§ **What is needed**
Write out exactly the lines from the one containing "Read all visible" through the last line of the records below, including both.

§ **Source records**
_____

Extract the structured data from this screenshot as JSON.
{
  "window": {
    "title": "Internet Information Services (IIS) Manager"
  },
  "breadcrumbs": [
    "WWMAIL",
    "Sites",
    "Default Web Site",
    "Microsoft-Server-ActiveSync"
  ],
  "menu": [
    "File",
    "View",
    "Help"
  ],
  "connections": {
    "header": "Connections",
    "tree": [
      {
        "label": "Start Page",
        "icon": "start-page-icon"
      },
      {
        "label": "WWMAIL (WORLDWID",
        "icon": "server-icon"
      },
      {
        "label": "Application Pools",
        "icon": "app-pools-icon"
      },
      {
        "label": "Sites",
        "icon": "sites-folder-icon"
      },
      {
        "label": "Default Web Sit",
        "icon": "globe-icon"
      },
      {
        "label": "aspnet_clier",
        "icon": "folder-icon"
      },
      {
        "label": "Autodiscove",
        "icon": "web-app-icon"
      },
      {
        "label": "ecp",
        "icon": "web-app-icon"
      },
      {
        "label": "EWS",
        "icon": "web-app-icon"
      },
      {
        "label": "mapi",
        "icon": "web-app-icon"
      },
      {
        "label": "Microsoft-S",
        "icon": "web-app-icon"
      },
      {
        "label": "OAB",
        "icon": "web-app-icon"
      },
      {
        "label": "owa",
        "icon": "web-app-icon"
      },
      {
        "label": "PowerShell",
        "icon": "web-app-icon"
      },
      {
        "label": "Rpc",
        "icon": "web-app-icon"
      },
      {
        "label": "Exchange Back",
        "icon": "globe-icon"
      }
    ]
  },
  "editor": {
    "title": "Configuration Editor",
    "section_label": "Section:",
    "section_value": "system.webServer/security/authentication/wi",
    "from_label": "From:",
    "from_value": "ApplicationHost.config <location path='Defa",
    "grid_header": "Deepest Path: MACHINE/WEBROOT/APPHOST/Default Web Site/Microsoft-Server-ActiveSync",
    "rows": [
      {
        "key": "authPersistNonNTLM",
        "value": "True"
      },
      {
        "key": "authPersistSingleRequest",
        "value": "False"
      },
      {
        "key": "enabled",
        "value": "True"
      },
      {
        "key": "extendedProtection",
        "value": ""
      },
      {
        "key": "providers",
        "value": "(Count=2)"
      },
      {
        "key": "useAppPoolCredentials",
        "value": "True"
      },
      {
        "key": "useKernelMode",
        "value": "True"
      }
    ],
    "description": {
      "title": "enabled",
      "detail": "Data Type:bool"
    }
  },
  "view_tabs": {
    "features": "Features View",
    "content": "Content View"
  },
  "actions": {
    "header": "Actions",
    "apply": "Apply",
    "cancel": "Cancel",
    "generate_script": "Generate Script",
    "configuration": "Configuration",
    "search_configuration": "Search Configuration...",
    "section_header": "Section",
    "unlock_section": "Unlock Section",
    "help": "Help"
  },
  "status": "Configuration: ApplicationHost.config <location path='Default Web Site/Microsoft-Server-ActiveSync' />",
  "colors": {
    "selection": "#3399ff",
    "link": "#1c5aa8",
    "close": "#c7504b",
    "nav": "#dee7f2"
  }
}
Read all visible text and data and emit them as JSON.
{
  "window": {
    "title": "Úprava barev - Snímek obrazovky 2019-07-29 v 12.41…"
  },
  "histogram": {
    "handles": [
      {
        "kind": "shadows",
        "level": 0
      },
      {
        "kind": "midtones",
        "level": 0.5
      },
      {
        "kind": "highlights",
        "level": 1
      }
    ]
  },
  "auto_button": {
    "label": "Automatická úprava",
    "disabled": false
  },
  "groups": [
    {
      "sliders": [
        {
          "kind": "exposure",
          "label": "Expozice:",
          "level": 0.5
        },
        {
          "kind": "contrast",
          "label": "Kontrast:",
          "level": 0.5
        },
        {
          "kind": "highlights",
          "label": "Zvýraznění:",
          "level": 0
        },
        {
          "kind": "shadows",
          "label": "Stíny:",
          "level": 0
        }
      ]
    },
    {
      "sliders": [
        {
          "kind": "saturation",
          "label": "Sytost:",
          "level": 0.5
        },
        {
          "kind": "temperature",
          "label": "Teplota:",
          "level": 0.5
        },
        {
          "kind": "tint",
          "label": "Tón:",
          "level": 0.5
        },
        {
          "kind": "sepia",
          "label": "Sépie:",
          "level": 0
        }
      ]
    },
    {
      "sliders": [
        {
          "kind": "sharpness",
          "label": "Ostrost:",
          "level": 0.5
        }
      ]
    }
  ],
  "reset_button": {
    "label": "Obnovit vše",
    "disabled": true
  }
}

_____

§ **Output of the exercise**
Read all visible text and data and emit them as JSON.
{
  "window": {
    "title": "Úprava barev - Snímek obrazovky 2019-07-29 v 12.41…"
  },
  "histogram": {
    "handles": [
      {
        "kind": "shadows",
        "level": 0
      },
      {
        "kind": "midtones",
        "level": 0.5
      },
      {
        "kind": "highlights",
        "level": 1
      }
    ]
  },
  "auto_button": {
    "label": "Automatická úprava",
    "disabled": false
  },
  "groups": [
    {
      "sliders": [
        {
          "kind": "exposure",
          "label": "Expozice:",
          "level": 0.5
        },
        {
          "kind": "contrast",
          "label": "Kontrast:",
          "level": 0.5
        },
        {
          "kind": "highlights",
          "label": "Zvýraznění:",
          "level": 0
        },
        {
          "kind": "shadows",
          "label": "Stíny:",
          "level": 0
        }
      ]
    },
    {
      "sliders": [
        {
          "kind": "saturation",
          "label": "Sytost:",
          "level": 0.5
        },
        {
          "kind": "temperature",
          "label": "Teplota:",
          "level": 0.5
        },
        {
          "kind": "tint",
          "label": "Tón:",
          "level": 0.5
        },
        {
          "kind": "sepia",
          "label": "Sépie:",
          "level": 0
        }
      ]
    },
    {
      "sliders": [
        {
          "kind": "sharpness",
          "label": "Ostrost:",
          "level": 0.5
        }
      ]
    }
  ],
  "reset_button": {
    "label": "Obnovit vše",
    "disabled": true
  }
}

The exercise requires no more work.